Dataset listings of figures
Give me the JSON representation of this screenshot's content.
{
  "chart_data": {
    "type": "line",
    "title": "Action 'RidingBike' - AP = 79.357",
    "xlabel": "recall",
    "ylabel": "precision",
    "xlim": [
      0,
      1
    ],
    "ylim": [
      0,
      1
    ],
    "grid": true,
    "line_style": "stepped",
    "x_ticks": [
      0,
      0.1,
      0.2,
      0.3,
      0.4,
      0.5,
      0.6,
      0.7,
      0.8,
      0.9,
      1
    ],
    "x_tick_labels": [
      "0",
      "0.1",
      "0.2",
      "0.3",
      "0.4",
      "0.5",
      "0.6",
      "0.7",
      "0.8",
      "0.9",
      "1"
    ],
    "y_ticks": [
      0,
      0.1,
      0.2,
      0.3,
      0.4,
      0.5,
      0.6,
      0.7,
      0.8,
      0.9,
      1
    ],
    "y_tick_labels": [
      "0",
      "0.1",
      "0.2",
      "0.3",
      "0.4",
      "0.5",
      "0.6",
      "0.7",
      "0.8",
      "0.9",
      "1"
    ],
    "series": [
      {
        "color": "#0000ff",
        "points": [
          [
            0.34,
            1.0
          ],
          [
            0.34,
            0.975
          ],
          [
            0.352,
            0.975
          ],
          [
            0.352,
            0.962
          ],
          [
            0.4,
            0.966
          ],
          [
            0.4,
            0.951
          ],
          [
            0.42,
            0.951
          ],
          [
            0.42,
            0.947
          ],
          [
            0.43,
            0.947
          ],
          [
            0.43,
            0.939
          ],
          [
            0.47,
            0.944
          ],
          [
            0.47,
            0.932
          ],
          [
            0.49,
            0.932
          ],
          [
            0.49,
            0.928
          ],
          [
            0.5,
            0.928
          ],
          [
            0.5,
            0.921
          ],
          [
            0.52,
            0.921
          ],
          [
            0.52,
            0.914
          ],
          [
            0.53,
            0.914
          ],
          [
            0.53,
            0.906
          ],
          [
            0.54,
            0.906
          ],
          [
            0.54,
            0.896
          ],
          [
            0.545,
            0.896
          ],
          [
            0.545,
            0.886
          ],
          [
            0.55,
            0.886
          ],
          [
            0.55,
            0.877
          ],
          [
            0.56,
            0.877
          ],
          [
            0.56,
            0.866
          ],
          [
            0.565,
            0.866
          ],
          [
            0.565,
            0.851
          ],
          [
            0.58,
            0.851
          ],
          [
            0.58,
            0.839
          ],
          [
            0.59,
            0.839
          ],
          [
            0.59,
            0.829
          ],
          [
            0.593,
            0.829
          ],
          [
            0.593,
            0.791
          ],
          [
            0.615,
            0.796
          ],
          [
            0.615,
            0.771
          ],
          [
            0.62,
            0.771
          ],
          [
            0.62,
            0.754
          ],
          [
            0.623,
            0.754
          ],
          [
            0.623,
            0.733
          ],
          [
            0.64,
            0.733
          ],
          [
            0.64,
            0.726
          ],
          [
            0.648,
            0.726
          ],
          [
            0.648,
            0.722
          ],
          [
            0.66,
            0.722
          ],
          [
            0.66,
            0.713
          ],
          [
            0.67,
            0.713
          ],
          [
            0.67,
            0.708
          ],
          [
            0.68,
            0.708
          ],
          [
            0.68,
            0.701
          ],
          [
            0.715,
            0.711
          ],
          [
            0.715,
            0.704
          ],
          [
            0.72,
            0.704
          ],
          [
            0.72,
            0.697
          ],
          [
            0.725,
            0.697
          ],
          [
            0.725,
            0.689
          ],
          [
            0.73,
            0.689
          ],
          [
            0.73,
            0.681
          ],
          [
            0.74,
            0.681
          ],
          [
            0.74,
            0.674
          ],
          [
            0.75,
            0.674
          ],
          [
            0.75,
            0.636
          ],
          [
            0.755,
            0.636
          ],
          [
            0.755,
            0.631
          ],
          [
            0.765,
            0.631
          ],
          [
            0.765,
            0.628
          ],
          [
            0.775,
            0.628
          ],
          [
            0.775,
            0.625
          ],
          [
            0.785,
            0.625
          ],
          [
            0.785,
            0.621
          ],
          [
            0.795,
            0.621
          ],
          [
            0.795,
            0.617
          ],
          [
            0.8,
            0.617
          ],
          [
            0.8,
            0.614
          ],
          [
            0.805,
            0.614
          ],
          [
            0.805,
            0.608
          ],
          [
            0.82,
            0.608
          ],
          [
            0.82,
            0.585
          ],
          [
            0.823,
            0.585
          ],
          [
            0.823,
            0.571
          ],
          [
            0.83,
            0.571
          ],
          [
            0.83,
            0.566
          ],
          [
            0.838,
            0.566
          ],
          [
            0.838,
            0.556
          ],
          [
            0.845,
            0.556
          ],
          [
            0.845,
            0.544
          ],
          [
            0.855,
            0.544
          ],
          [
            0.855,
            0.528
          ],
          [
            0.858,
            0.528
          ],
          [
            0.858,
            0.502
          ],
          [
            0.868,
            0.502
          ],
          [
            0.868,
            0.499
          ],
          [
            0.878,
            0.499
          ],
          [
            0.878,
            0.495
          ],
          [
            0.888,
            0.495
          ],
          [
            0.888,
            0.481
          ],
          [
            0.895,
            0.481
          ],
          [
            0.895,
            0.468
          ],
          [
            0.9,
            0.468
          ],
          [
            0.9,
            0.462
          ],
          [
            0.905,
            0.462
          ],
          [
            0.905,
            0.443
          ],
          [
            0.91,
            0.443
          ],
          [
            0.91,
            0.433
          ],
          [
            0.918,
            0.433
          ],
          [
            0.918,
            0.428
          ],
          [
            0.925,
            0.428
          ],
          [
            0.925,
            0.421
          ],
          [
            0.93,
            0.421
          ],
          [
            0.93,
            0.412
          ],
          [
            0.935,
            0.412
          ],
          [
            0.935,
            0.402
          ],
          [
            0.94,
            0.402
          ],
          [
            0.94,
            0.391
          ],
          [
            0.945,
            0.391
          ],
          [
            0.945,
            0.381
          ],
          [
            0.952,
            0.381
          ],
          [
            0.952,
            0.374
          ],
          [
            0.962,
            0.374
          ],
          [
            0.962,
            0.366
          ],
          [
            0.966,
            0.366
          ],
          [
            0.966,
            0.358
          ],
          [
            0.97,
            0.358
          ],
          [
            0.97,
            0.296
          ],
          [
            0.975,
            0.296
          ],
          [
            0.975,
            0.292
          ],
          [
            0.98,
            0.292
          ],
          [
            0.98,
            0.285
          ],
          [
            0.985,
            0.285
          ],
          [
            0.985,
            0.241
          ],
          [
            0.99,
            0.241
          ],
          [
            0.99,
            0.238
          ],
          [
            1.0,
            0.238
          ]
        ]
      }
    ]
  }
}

WHAT THE EXERCISE ASKS
Write out the whole listing exactly.

THE COMPLETED TASK
Give me the JSON representation of this screenshot's content.
{
  "chart_data": {
    "type": "line",
    "title": "Action 'RidingBike' - AP = 79.357",
    "xlabel": "recall",
    "ylabel": "precision",
    "xlim": [
      0,
      1
    ],
    "ylim": [
      0,
      1
    ],
    "grid": true,
    "line_style": "stepped",
    "x_ticks": [
      0,
      0.1,
      0.2,
      0.3,
      0.4,
      0.5,
      0.6,
      0.7,
      0.8,
      0.9,
      1
    ],
    "x_tick_labels": [
      "0",
      "0.1",
      "0.2",
      "0.3",
      "0.4",
      "0.5",
      "0.6",
      "0.7",
      "0.8",
      "0.9",
      "1"
    ],
    "y_ticks": [
      0,
      0.1,
      0.2,
      0.3,
      0.4,
      0.5,
      0.6,
      0.7,
      0.8,
      0.9,
      1
    ],
    "y_tick_labels": [
      "0",
      "0.1",
      "0.2",
      "0.3",
      "0.4",
      "0.5",
      "0.6",
      "0.7",
      "0.8",
      "0.9",
      "1"
    ],
    "series": [
      {
        "color": "#0000ff",
        "points": [
          [
            0.34,
            1.0
          ],
          [
            0.34,
            0.975
          ],
          [
            0.352,
            0.975
          ],
          [
            0.352,
            0.962
          ],
          [
            0.4,
            0.966
          ],
          [
            0.4,
            0.951
          ],
          [
            0.42,
            0.951
          ],
          [
            0.42,
            0.947
          ],
          [
            0.43,
            0.947
          ],
          [
            0.43,
            0.939
          ],
          [
            0.47,
            0.944
          ],
          [
            0.47,
            0.932
          ],
          [
            0.49,
            0.932
          ],
          [
            0.49,
            0.928
          ],
          [
            0.5,
            0.928
          ],
          [
            0.5,
            0.921
          ],
          [
            0.52,
            0.921
          ],
          [
            0.52,
            0.914
          ],
          [
            0.53,
            0.914
          ],
          [
            0.53,
            0.906
          ],
          [
            0.54,
            0.906
          ],
          [
            0.54,
            0.896
          ],
          [
            0.545,
            0.896
          ],
          [
            0.545,
            0.886
          ],
          [
            0.55,
            0.886
          ],
          [
            0.55,
            0.877
          ],
          [
            0.56,
            0.877
          ],
          [
            0.56,
            0.866
          ],
          [
            0.565,
            0.866
          ],
          [
            0.565,
            0.851
          ],
          [
            0.58,
            0.851
          ],
          [
            0.58,
            0.839
          ],
          [
            0.59,
            0.839
          ],
          [
            0.59,
            0.829
          ],
          [
            0.593,
            0.829
          ],
          [
            0.593,
            0.791
          ],
          [
            0.615,
            0.796
          ],
          [
            0.615,
            0.771
          ],
          [
            0.62,
            0.771
          ],
          [
            0.62,
            0.754
          ],
          [
            0.623,
            0.754
          ],
          [
            0.623,
            0.733
          ],
          [
            0.64,
            0.733
          ],
          [
            0.64,
            0.726
          ],
          [
            0.648,
            0.726
          ],
          [
            0.648,
            0.722
          ],
          [
            0.66,
            0.722
          ],
          [
            0.66,
            0.713
          ],
          [
            0.67,
            0.713
          ],
          [
            0.67,
            0.708
          ],
          [
            0.68,
            0.708
          ],
          [
            0.68,
            0.701
          ],
          [
            0.715,
            0.711
          ],
          [
            0.715,
            0.704
          ],
          [
            0.72,
            0.704
          ],
          [
            0.72,
            0.697
          ],
          [
            0.725,
            0.697
          ],
          [
            0.725,
            0.689
          ],
          [
            0.73,
            0.689
          ],
          [
            0.73,
            0.681
          ],
          [
            0.74,
            0.681
          ],
          [
            0.74,
            0.674
          ],
          [
            0.75,
            0.674
          ],
          [
            0.75,
            0.636
          ],
          [
            0.755,
            0.636
          ],
          [
            0.755,
            0.631
          ],
          [
            0.765,
            0.631
          ],
          [
            0.765,
            0.628
          ],
          [
            0.775,
            0.628
          ],
          [
            0.775,
            0.625
          ],
          [
            0.785,
            0.625
          ],
          [
            0.785,
            0.621
          ],
          [
            0.795,
            0.621
          ],
          [
            0.795,
            0.617
          ],
          [
            0.8,
            0.617
          ],
          [
            0.8,
            0.614
          ],
          [
            0.805,
            0.614
          ],
          [
            0.805,
            0.608
          ],
          [
            0.82,
            0.608
          ],
          [
            0.82,
            0.585
          ],
          [
            0.823,
            0.585
          ],
          [
            0.823,
            0.571
          ],
          [
            0.83,
            0.571
          ],
          [
            0.83,
            0.566
          ],
          [
            0.838,
            0.566
          ],
          [
            0.838,
            0.556
          ],
          [
            0.845,
            0.556
          ],
          [
            0.845,
            0.544
          ],
          [
            0.855,
            0.544
          ],
          [
            0.855,
            0.528
          ],
          [
            0.858,
            0.528
          ],
          [
            0.858,
            0.502
          ],
          [
            0.868,
            0.502
          ],
          [
            0.868,
            0.499
          ],
          [
            0.878,
            0.499
          ],
          [
            0.878,
            0.495
          ],
          [
            0.888,
            0.495
          ],
          [
            0.888,
            0.481
          ],
          [
            0.895,
            0.481
          ],
          [
            0.895,
            0.468
          ],
          [
            0.9,
            0.468
          ],
          [
            0.9,
            0.462
          ],
          [
            0.905,
            0.462
          ],
          [
            0.905,
            0.443
          ],
          [
            0.91,
            0.443
          ],
          [
            0.91,
            0.433
          ],
          [
            0.918,
            0.433
          ],
          [
            0.918,
            0.428
          ],
          [
            0.925,
            0.428
          ],
          [
            0.925,
            0.421
          ],
          [
            0.93,
            0.421
          ],
          [
            0.93,
            0.412
          ],
          [
            0.935,
            0.412
          ],
          [
            0.935,
            0.402
          ],
          [
            0.94,
            0.402
          ],
          [
            0.94,
            0.391
          ],
          [
            0.945,
            0.391
          ],
          [
            0.945,
            0.381
          ],
          [
            0.952,
            0.381
          ],
          [
            0.952,
            0.374
          ],
          [
            0.962,
            0.374
          ],
          [
            0.962,
            0.366
          ],
          [
            0.966,
            0.366
          ],
          [
            0.966,
            0.358
          ],
          [
            0.97,
            0.358
          ],
          [
            0.97,
            0.296
          ],
          [
            0.975,
            0.296
          ],
          [
            0.975,
            0.292
          ],
          [
            0.98,
            0.292
          ],
          [
            0.98,
            0.285
          ],
          [
            0.985,
            0.285
          ],
          [
            0.985,
            0.241
          ],
          [
            0.99,
            0.241
          ],
          [
            0.99,
            0.238
          ],
          [
            1.0,
            0.238
          ]
        ]
      }
    ]
  }
}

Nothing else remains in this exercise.